### Directions:
Produce a verbatim copy of the entries listed below.

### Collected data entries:

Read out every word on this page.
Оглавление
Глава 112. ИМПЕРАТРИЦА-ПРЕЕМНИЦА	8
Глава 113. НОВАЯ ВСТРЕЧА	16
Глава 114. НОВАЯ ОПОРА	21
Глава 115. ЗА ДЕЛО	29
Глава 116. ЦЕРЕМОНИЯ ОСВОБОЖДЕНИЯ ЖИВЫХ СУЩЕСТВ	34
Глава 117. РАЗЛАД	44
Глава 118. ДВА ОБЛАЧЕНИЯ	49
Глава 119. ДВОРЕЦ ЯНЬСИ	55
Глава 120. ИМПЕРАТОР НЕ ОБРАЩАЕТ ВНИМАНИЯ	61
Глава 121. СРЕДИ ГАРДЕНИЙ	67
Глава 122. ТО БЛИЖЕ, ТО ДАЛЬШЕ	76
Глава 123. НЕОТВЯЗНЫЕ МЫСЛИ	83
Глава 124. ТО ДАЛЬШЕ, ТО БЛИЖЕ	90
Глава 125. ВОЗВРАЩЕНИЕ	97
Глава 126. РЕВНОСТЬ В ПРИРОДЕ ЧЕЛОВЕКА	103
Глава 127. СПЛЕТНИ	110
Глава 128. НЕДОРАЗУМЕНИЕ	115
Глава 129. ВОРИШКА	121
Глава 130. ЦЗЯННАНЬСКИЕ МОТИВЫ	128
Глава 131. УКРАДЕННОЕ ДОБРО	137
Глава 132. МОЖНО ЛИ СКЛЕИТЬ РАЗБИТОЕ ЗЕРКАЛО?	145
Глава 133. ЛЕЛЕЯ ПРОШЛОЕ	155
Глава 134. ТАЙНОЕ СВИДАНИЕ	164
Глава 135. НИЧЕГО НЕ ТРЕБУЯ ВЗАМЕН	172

### Complete answer:
Read out every word on this page.
Оглавление
Глава 112. ИМПЕРАТРИЦА-ПРЕЕМНИЦА	8
Глава 113. НОВАЯ ВСТРЕЧА	16
Глава 114. НОВАЯ ОПОРА	21
Глава 115. ЗА ДЕЛО	29
Глава 116. ЦЕРЕМОНИЯ ОСВОБОЖДЕНИЯ ЖИВЫХ СУЩЕСТВ	34
Глава 117. РАЗЛАД	44
Глава 118. ДВА ОБЛАЧЕНИЯ	49
Глава 119. ДВОРЕЦ ЯНЬСИ	55
Глава 120. ИМПЕРАТОР НЕ ОБРАЩАЕТ ВНИМАНИЯ	61
Глава 121. СРЕДИ ГАРДЕНИЙ	67
Глава 122. ТО БЛИЖЕ, ТО ДАЛЬШЕ	76
Глава 123. НЕОТВЯЗНЫЕ МЫСЛИ	83
Глава 124. ТО ДАЛЬШЕ, ТО БЛИЖЕ	90
Глава 125. ВОЗВРАЩЕНИЕ	97
Глава 126. РЕВНОСТЬ В ПРИРОДЕ ЧЕЛОВЕКА	103
Глава 127. СПЛЕТНИ	110
Глава 128. НЕДОРАЗУМЕНИЕ	115
Глава 129. ВОРИШКА	121
Глава 130. ЦЗЯННАНЬСКИЕ МОТИВЫ	128
Глава 131. УКРАДЕННОЕ ДОБРО	137
Глава 132. МОЖНО ЛИ СКЛЕИТЬ РАЗБИТОЕ ЗЕРКАЛО?	145
Глава 133. ЛЕЛЕЯ ПРОШЛОЕ	155
Глава 134. ТАЙНОЕ СВИДАНИЕ	164
Глава 135. НИЧЕГО НЕ ТРЕБУЯ ВЗАМЕН	172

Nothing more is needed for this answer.